▶ _Aim_: Gather each line containing the string "Create" from these entries.

▶ _Rows_:
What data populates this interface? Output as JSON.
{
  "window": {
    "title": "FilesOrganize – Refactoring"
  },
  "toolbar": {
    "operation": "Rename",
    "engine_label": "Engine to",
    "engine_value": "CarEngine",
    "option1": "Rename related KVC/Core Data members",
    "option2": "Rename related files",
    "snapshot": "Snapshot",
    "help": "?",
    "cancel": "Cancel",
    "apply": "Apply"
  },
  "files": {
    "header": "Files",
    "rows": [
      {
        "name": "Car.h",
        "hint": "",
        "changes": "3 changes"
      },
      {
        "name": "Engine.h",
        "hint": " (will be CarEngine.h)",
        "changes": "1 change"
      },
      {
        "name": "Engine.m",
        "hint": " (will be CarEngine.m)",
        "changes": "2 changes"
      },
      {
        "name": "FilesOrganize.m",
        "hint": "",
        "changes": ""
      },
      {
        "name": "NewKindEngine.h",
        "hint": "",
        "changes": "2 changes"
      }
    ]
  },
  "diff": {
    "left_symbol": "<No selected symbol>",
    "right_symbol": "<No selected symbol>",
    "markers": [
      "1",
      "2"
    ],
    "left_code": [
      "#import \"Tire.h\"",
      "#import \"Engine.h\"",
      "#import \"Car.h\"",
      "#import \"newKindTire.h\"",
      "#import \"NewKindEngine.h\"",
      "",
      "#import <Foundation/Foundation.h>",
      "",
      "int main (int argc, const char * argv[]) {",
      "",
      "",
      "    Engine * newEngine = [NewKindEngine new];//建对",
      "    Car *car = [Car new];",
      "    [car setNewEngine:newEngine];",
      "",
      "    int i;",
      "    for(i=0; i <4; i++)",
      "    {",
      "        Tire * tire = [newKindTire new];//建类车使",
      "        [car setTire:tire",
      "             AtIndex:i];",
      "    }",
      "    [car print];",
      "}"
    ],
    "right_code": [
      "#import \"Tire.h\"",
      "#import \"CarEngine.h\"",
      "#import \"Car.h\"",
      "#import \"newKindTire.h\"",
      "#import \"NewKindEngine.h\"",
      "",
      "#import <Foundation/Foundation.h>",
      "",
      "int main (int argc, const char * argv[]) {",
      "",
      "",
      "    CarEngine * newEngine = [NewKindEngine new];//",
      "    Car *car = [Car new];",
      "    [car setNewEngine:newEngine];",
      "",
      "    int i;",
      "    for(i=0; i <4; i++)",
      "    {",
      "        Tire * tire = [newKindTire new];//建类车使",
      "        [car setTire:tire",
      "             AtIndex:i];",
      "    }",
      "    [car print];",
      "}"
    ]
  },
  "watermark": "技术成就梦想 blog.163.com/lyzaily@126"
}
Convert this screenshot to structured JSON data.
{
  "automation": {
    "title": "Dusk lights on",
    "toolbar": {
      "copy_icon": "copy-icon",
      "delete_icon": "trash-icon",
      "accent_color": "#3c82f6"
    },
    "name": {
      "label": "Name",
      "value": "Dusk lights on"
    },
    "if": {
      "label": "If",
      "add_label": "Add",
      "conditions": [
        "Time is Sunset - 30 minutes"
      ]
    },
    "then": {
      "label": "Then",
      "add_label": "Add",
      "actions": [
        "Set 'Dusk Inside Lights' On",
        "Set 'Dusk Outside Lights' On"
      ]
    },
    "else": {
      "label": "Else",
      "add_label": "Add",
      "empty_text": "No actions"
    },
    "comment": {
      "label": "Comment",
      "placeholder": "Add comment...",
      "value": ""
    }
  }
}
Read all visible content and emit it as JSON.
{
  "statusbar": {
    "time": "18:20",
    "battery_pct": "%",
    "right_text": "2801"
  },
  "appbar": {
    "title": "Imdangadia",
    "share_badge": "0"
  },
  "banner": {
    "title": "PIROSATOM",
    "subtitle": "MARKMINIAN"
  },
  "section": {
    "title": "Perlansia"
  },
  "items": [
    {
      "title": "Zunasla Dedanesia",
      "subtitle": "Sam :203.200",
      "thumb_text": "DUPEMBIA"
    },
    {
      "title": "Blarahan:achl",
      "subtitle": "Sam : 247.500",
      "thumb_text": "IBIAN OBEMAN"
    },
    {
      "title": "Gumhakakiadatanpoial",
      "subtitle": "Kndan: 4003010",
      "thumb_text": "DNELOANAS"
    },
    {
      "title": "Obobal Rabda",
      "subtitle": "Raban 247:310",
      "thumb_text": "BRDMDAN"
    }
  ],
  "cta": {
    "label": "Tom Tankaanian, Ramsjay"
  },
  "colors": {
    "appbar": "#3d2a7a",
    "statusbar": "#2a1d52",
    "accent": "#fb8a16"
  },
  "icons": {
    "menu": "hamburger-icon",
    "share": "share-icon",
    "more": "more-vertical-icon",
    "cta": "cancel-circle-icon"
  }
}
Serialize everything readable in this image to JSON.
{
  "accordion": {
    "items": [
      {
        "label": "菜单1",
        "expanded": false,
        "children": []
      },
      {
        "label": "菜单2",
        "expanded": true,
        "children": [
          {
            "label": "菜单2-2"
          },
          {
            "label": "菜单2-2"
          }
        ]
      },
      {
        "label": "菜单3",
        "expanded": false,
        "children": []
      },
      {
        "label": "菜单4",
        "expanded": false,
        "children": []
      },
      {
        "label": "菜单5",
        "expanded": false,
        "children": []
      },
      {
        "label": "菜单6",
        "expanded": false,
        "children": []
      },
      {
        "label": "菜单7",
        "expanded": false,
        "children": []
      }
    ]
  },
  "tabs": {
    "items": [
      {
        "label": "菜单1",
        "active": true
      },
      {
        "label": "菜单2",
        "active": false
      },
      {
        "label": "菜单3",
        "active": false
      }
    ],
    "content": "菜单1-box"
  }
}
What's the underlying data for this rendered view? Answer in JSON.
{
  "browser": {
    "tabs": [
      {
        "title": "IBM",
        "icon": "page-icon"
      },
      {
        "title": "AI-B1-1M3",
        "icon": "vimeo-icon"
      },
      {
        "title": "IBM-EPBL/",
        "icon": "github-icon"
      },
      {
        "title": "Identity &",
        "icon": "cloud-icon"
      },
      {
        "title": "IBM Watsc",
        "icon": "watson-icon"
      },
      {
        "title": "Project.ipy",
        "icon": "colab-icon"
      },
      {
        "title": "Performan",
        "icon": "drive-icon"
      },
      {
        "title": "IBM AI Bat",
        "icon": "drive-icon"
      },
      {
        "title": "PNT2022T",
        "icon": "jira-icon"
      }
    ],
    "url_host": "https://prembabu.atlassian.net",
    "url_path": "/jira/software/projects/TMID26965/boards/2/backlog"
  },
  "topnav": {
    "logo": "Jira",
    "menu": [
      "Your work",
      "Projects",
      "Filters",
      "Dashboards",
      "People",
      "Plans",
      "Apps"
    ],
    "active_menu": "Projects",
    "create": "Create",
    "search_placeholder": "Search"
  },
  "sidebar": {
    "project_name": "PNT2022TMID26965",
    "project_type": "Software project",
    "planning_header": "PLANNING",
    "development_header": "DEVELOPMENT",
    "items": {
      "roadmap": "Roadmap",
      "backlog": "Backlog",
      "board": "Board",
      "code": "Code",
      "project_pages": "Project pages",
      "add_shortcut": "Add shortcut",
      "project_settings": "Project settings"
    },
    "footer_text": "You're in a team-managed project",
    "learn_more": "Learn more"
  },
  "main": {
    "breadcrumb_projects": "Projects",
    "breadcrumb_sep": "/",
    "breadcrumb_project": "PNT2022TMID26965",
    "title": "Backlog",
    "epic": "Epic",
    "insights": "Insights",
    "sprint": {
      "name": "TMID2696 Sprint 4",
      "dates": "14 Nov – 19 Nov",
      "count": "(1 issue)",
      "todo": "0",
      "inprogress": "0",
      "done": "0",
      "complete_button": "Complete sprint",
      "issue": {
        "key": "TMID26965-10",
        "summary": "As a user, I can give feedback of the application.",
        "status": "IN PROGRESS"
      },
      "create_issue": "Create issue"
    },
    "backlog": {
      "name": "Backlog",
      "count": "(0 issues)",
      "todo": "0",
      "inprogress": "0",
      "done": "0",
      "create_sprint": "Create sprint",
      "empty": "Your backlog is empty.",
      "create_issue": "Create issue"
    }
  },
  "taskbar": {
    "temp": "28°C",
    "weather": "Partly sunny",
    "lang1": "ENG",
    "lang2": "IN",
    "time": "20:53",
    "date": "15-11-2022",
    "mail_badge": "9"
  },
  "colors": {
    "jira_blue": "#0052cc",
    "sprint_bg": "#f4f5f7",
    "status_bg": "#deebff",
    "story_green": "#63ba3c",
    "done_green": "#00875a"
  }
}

▶ _Answer for this exercise_:
    "create": "Create",
      "create_issue": "Create issue"
      "create_sprint": "Create sprint",
      "create_issue": "Create issue"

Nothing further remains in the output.